----- DATA EXTRACT -----
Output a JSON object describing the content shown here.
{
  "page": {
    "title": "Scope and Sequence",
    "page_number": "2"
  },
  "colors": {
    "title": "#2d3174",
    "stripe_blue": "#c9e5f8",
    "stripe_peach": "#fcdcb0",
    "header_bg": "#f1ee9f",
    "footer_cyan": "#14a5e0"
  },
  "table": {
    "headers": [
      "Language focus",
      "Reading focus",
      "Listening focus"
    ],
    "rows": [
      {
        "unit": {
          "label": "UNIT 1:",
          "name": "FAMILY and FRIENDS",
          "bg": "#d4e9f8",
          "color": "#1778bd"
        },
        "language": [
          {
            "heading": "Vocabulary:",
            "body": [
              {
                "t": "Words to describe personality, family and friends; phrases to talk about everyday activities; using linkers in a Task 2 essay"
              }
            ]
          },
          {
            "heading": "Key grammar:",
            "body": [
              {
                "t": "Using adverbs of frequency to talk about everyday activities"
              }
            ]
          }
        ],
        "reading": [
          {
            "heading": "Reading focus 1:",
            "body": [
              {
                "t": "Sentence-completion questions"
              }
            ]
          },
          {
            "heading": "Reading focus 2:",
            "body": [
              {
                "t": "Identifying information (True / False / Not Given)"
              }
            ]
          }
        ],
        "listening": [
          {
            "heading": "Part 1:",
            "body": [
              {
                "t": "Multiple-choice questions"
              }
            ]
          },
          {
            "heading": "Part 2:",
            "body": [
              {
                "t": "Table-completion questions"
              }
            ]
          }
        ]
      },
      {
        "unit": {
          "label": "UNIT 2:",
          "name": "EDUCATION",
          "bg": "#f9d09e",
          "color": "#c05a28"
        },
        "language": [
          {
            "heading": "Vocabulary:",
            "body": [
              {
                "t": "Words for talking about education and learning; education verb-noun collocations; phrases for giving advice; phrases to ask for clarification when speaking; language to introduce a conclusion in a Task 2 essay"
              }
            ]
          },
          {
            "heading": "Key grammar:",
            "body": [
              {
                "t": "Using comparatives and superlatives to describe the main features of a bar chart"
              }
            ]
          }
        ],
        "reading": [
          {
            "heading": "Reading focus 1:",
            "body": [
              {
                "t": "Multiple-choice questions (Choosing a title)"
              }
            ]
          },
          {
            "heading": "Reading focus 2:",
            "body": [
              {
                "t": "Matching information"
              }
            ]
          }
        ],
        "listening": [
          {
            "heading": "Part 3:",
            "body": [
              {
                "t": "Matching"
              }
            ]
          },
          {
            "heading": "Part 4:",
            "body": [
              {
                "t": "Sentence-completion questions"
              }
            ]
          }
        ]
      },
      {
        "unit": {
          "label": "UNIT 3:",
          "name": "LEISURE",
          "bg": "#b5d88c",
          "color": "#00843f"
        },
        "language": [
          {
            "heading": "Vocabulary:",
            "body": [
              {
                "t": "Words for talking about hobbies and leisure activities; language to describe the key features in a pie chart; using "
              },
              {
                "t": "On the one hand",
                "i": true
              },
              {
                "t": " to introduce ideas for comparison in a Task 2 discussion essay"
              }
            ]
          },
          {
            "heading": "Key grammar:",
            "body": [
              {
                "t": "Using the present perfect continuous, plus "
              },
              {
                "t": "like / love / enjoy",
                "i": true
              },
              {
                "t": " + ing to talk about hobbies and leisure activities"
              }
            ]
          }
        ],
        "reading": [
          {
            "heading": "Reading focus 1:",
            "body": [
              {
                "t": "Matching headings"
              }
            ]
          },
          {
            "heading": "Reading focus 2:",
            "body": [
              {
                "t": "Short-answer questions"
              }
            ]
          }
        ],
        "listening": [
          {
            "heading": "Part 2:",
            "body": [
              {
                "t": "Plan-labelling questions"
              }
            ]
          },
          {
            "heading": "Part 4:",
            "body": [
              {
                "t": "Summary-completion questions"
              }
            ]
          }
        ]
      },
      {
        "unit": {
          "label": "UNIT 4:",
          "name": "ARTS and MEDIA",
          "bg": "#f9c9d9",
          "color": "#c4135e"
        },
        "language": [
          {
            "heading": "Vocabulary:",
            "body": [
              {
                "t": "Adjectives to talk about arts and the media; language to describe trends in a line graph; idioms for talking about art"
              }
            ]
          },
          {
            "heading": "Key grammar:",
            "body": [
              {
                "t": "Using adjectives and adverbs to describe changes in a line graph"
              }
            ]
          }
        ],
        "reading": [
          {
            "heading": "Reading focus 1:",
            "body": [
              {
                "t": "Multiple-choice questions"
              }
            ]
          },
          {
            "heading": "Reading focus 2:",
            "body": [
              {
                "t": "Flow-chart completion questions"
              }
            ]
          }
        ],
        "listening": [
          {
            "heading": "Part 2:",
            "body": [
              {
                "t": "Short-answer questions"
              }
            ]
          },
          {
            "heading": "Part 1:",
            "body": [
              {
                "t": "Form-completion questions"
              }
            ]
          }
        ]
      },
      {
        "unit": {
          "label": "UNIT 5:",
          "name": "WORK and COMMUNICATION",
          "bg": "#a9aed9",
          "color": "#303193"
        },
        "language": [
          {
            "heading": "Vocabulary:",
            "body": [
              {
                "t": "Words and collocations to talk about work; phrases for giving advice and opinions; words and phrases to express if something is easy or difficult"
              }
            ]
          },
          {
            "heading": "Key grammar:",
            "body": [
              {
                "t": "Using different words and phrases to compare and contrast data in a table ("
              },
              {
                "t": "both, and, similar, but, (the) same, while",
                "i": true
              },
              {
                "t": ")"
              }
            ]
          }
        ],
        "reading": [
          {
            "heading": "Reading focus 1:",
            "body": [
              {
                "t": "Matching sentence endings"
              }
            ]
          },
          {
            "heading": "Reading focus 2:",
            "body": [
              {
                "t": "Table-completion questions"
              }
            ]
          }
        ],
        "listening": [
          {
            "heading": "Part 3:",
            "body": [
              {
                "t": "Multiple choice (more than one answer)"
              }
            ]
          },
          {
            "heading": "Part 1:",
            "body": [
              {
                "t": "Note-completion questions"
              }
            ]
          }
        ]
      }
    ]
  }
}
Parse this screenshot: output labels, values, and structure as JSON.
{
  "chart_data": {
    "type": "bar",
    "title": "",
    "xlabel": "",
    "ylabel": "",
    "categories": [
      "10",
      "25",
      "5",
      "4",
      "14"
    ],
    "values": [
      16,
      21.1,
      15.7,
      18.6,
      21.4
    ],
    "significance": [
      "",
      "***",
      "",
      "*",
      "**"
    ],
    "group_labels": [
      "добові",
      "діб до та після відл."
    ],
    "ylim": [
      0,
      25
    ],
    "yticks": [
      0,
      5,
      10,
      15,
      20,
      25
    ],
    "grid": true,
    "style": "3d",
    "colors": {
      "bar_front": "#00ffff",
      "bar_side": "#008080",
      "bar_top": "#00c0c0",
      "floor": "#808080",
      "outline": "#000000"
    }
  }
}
-----
=== TASK DETAILS ===
All lines from the one containing "Parse this screenshot: output" through the end of the records, both ends included, are to be quoted exactly; please add nothing else.

=== OUTPUT OF THE TASK ===
Parse this screenshot: output labels, values, and structure as JSON.
{
  "chart_data": {
    "type": "bar",
    "title": "",
    "xlabel": "",
    "ylabel": "",
    "categories": [
      "10",
      "25",
      "5",
      "4",
      "14"
    ],
    "values": [
      16,
      21.1,
      15.7,
      18.6,
      21.4
    ],
    "significance": [
      "",
      "***",
      "",
      "*",
      "**"
    ],
    "group_labels": [
      "добові",
      "діб до та після відл."
    ],
    "ylim": [
      0,
      25
    ],
    "yticks": [
      0,
      5,
      10,
      15,
      20,
      25
    ],
    "grid": true,
    "style": "3d",
    "colors": {
      "bar_front": "#00ffff",
      "bar_side": "#008080",
      "bar_top": "#00c0c0",
      "floor": "#808080",
      "outline": "#000000"
    }
  }
}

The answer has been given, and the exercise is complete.